++++ Extracted records ++++
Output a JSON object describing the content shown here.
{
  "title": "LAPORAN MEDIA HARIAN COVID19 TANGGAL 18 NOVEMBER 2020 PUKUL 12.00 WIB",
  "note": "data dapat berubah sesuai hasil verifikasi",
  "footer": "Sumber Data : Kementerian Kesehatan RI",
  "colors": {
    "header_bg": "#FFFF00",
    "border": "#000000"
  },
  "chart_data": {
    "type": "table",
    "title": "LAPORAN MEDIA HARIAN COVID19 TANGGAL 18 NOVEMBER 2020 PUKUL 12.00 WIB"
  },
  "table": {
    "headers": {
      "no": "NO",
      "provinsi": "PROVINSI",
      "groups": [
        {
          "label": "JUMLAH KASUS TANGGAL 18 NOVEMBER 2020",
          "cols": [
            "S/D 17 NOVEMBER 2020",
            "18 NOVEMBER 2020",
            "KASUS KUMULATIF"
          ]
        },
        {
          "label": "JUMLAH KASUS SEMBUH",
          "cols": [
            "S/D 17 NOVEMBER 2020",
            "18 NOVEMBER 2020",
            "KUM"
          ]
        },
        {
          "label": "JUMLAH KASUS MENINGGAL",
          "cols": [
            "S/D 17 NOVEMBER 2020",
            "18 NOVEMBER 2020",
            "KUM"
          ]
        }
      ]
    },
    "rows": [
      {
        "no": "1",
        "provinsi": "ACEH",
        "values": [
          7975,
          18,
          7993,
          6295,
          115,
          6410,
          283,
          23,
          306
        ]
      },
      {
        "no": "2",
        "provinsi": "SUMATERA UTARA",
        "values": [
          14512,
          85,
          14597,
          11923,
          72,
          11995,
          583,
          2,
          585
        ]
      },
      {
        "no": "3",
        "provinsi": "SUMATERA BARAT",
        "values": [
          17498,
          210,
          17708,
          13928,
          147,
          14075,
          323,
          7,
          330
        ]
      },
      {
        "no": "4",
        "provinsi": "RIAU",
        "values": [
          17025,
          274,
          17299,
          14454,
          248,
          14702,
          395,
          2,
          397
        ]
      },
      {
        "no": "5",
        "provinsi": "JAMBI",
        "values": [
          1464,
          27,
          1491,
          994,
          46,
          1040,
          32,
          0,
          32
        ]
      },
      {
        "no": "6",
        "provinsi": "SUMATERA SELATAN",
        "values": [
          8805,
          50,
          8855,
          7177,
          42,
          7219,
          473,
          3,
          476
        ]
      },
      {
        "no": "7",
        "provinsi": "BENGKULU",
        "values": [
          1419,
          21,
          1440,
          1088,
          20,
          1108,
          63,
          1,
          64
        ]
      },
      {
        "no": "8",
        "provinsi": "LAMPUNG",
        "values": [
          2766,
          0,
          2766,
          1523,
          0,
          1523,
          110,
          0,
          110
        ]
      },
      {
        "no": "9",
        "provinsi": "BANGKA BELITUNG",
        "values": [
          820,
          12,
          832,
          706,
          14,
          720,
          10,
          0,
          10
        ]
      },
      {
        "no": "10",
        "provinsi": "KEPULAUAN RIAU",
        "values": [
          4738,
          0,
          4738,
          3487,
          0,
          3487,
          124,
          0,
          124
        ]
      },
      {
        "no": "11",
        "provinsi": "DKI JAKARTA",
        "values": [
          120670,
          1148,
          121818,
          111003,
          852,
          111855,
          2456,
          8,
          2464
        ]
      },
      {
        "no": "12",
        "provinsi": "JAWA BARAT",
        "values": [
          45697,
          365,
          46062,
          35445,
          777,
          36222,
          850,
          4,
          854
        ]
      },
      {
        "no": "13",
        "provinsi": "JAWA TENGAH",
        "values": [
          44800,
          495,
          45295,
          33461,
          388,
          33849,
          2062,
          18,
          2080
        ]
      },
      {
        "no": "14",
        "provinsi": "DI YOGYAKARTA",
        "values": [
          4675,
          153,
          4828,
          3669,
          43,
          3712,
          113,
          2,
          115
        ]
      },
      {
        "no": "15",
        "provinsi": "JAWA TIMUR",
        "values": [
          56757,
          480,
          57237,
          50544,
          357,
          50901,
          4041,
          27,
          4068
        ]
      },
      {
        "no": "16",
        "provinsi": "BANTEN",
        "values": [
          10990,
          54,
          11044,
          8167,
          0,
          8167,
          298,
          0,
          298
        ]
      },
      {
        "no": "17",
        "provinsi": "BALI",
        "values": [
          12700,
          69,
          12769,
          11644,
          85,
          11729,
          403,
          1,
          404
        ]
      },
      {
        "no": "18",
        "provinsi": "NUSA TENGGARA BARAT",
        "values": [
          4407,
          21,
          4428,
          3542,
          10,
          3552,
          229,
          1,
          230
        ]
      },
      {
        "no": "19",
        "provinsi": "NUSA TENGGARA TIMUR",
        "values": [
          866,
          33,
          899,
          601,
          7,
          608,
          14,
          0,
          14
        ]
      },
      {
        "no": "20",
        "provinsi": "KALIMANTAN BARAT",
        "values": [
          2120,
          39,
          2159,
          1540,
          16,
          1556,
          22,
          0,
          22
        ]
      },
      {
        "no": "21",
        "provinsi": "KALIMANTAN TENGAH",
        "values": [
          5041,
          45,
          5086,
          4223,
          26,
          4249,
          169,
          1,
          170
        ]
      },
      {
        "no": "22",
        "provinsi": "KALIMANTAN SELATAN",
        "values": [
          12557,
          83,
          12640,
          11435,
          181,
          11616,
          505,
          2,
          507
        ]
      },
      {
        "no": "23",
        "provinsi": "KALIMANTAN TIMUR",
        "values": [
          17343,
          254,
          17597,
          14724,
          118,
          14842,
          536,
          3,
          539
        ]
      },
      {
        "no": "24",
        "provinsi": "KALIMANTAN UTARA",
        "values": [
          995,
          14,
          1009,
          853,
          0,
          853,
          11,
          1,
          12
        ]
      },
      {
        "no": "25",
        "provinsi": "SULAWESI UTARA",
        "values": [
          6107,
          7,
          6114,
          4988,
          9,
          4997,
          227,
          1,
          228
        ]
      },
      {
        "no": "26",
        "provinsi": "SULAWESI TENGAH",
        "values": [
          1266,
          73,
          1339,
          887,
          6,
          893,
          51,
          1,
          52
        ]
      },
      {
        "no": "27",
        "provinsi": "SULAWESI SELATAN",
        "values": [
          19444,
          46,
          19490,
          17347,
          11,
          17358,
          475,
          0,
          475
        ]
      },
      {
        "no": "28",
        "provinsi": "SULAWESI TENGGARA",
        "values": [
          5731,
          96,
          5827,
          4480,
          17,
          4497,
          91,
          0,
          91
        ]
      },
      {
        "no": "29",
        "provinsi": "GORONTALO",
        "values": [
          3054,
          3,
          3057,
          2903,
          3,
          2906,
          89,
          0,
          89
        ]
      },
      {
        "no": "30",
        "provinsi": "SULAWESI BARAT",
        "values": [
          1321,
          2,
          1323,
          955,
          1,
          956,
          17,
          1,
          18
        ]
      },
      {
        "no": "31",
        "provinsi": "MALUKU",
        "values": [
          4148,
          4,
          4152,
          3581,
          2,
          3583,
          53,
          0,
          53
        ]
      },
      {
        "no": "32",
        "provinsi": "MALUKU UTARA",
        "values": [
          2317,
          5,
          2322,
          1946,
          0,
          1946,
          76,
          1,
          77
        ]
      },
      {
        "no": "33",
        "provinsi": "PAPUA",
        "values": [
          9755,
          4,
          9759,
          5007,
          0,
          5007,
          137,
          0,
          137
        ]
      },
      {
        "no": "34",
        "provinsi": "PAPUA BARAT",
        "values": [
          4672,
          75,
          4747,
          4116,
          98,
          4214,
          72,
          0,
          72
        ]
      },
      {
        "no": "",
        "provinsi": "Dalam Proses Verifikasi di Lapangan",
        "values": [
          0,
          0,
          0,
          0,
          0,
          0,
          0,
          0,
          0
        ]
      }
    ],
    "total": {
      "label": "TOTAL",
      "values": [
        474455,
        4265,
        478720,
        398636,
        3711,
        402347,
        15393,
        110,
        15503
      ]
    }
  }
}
++++
◆ **What you need to do**
Pull out the lines above in which the word "TIMUR" appears.

◆ **Worked answer**
        "provinsi": "JAWA TIMUR",
        "provinsi": "NUSA TENGGARA TIMUR",
        "provinsi": "KALIMANTAN TIMUR",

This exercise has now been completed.